══ PROVIDED DATA ══

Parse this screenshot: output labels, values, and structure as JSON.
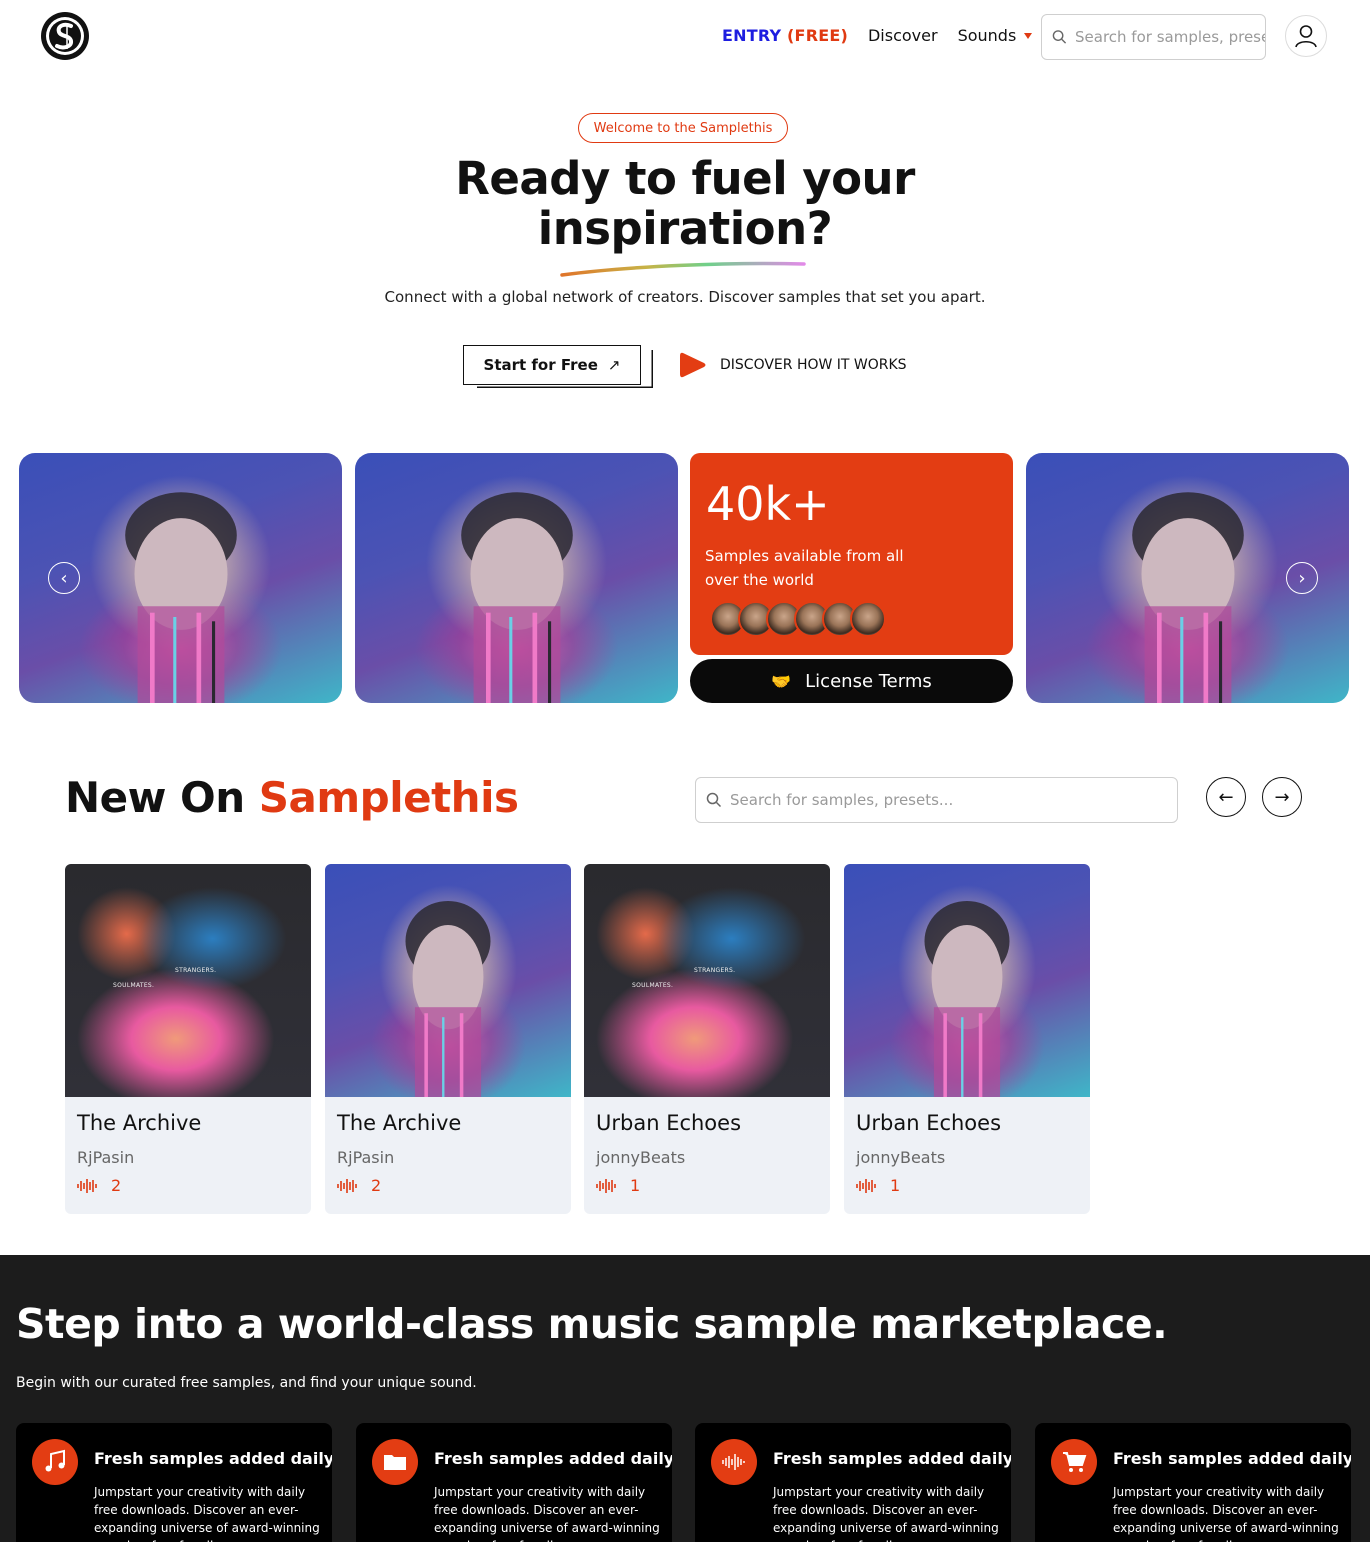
{
  "header": {
    "nav": {
      "entry_label": "ENTRY",
      "entry_free": "(FREE)",
      "discover": "Discover",
      "sounds": "Sounds"
    },
    "search_placeholder": "Search for samples, presets..."
  },
  "hero": {
    "badge": "Welcome to the Samplethis",
    "title_line1": "Ready to fuel your",
    "title_line2": "inspiration?",
    "subtitle": "Connect with a global network of creators. Discover samples that set you apart.",
    "start_button": "Start for Free",
    "discover_button": "DISCOVER HOW IT WORKS"
  },
  "carousel": {
    "stat_value": "40k+",
    "stat_text": "Samples available from all over the world",
    "license_button": "License Terms",
    "avatar_count": 6
  },
  "new_section": {
    "title_part1": "New On",
    "title_part2": "Samplethis",
    "search_placeholder": "Search for samples, presets...",
    "cards": [
      {
        "title": "The Archive",
        "author": "RjPasin",
        "count": "2",
        "art": "soulmates",
        "art_text_1": "SOULMATES.",
        "art_text_2": "STRANGERS."
      },
      {
        "title": "The Archive",
        "author": "RjPasin",
        "count": "2",
        "art": "statue"
      },
      {
        "title": "Urban Echoes",
        "author": "jonnyBeats",
        "count": "1",
        "art": "soulmates",
        "art_text_1": "SOULMATES.",
        "art_text_2": "STRANGERS."
      },
      {
        "title": "Urban Echoes",
        "author": "jonnyBeats",
        "count": "1",
        "art": "statue"
      }
    ]
  },
  "marketplace": {
    "title": "Step into a world-class music sample marketplace.",
    "subtitle": "Begin with our curated free samples, and find your unique sound.",
    "features": [
      {
        "icon": "music-note-icon",
        "title": "Fresh samples added daily",
        "text": "Jumpstart your creativity with daily free downloads. Discover an ever-expanding universe of award-winning samples, free for all."
      },
      {
        "icon": "folder-icon",
        "title": "Fresh samples added daily",
        "text": "Jumpstart your creativity with daily free downloads. Discover an ever-expanding universe of award-winning samples, free for all."
      },
      {
        "icon": "waveform-icon",
        "title": "Fresh samples added daily",
        "text": "Jumpstart your creativity with daily free downloads. Discover an ever-expanding universe of award-winning samples, free for all."
      },
      {
        "icon": "shopping-cart-icon",
        "title": "Fresh samples added daily",
        "text": "Jumpstart your creativity with daily free downloads. Discover an ever-expanding universe of award-winning samples, free for all."
      }
    ]
  },
  "colors": {
    "accent": "#e33d13",
    "nav_entry": "#1d1de0",
    "dark_bg": "#1c1c1c",
    "card_bg": "#eef1f6"
  }
}
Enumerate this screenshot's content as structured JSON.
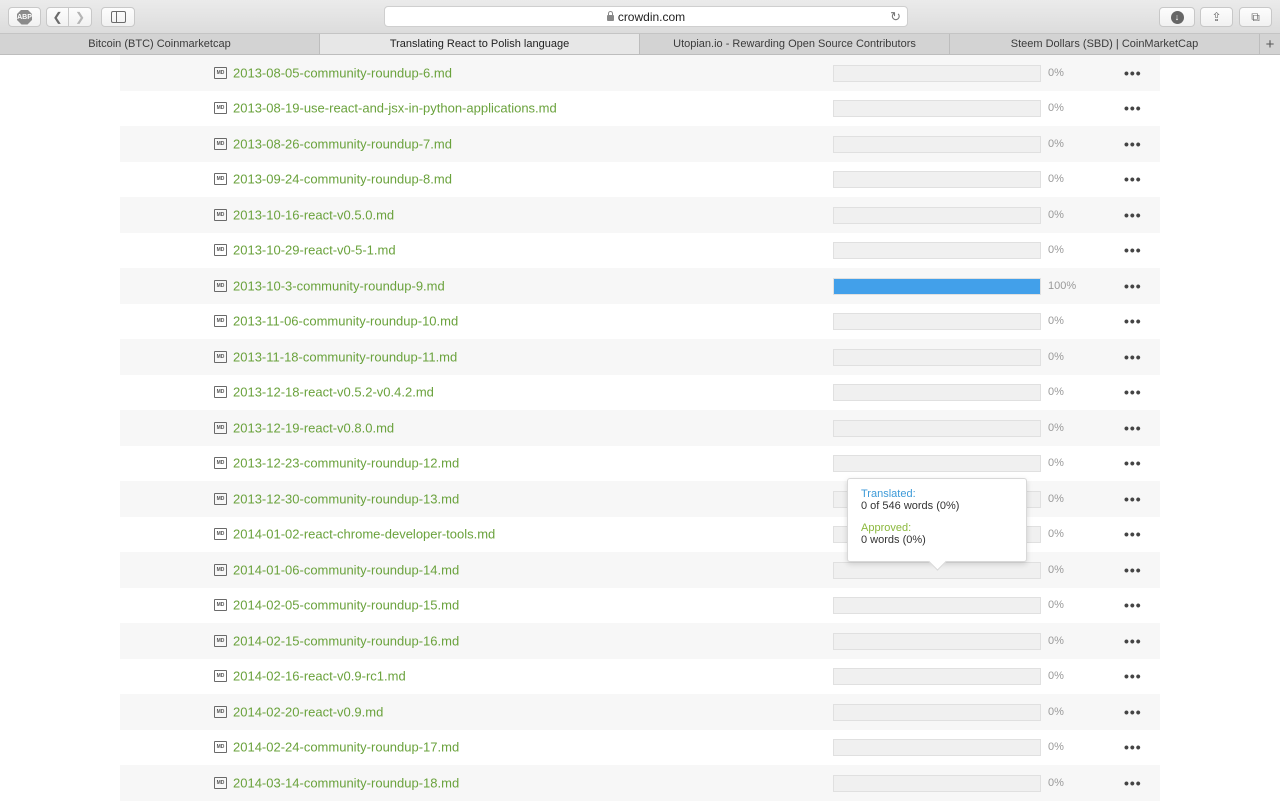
{
  "browser": {
    "url": "crowdin.com",
    "tabs": [
      {
        "label": "Bitcoin (BTC) Coinmarketcap",
        "active": false
      },
      {
        "label": "Translating React to Polish language",
        "active": true
      },
      {
        "label": "Utopian.io - Rewarding Open Source Contributors",
        "active": false
      },
      {
        "label": "Steem Dollars (SBD) | CoinMarketCap",
        "active": false
      }
    ],
    "abp_label": "ABP"
  },
  "file_icon_label": "MD",
  "more_label": "•••",
  "files": [
    {
      "name": "2013-08-05-community-roundup-6.md",
      "progress": 0,
      "pct": "0%"
    },
    {
      "name": "2013-08-19-use-react-and-jsx-in-python-applications.md",
      "progress": 0,
      "pct": "0%"
    },
    {
      "name": "2013-08-26-community-roundup-7.md",
      "progress": 0,
      "pct": "0%"
    },
    {
      "name": "2013-09-24-community-roundup-8.md",
      "progress": 0,
      "pct": "0%"
    },
    {
      "name": "2013-10-16-react-v0.5.0.md",
      "progress": 0,
      "pct": "0%"
    },
    {
      "name": "2013-10-29-react-v0-5-1.md",
      "progress": 0,
      "pct": "0%"
    },
    {
      "name": "2013-10-3-community-roundup-9.md",
      "progress": 100,
      "pct": "100%"
    },
    {
      "name": "2013-11-06-community-roundup-10.md",
      "progress": 0,
      "pct": "0%"
    },
    {
      "name": "2013-11-18-community-roundup-11.md",
      "progress": 0,
      "pct": "0%"
    },
    {
      "name": "2013-12-18-react-v0.5.2-v0.4.2.md",
      "progress": 0,
      "pct": "0%"
    },
    {
      "name": "2013-12-19-react-v0.8.0.md",
      "progress": 0,
      "pct": "0%"
    },
    {
      "name": "2013-12-23-community-roundup-12.md",
      "progress": 0,
      "pct": "0%"
    },
    {
      "name": "2013-12-30-community-roundup-13.md",
      "progress": 0,
      "pct": "0%"
    },
    {
      "name": "2014-01-02-react-chrome-developer-tools.md",
      "progress": 0,
      "pct": "0%"
    },
    {
      "name": "2014-01-06-community-roundup-14.md",
      "progress": 0,
      "pct": "0%"
    },
    {
      "name": "2014-02-05-community-roundup-15.md",
      "progress": 0,
      "pct": "0%"
    },
    {
      "name": "2014-02-15-community-roundup-16.md",
      "progress": 0,
      "pct": "0%"
    },
    {
      "name": "2014-02-16-react-v0.9-rc1.md",
      "progress": 0,
      "pct": "0%"
    },
    {
      "name": "2014-02-20-react-v0.9.md",
      "progress": 0,
      "pct": "0%"
    },
    {
      "name": "2014-02-24-community-roundup-17.md",
      "progress": 0,
      "pct": "0%"
    },
    {
      "name": "2014-03-14-community-roundup-18.md",
      "progress": 0,
      "pct": "0%"
    }
  ],
  "tooltip": {
    "translated_label": "Translated:",
    "translated_value": "0 of 546 words (0%)",
    "approved_label": "Approved:",
    "approved_value": "0 words (0%)"
  },
  "colors": {
    "link": "#6aa23c",
    "progress_fill": "#42a0ea",
    "translated_label": "#3d9ad8",
    "approved_label": "#8bb83c"
  }
}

═══

List the lines of the material in which the word "JSON" occurs.

Parse this screenshot: output labels, values, and structure as JSON.
Enumerate this screenshot's content as structured JSON.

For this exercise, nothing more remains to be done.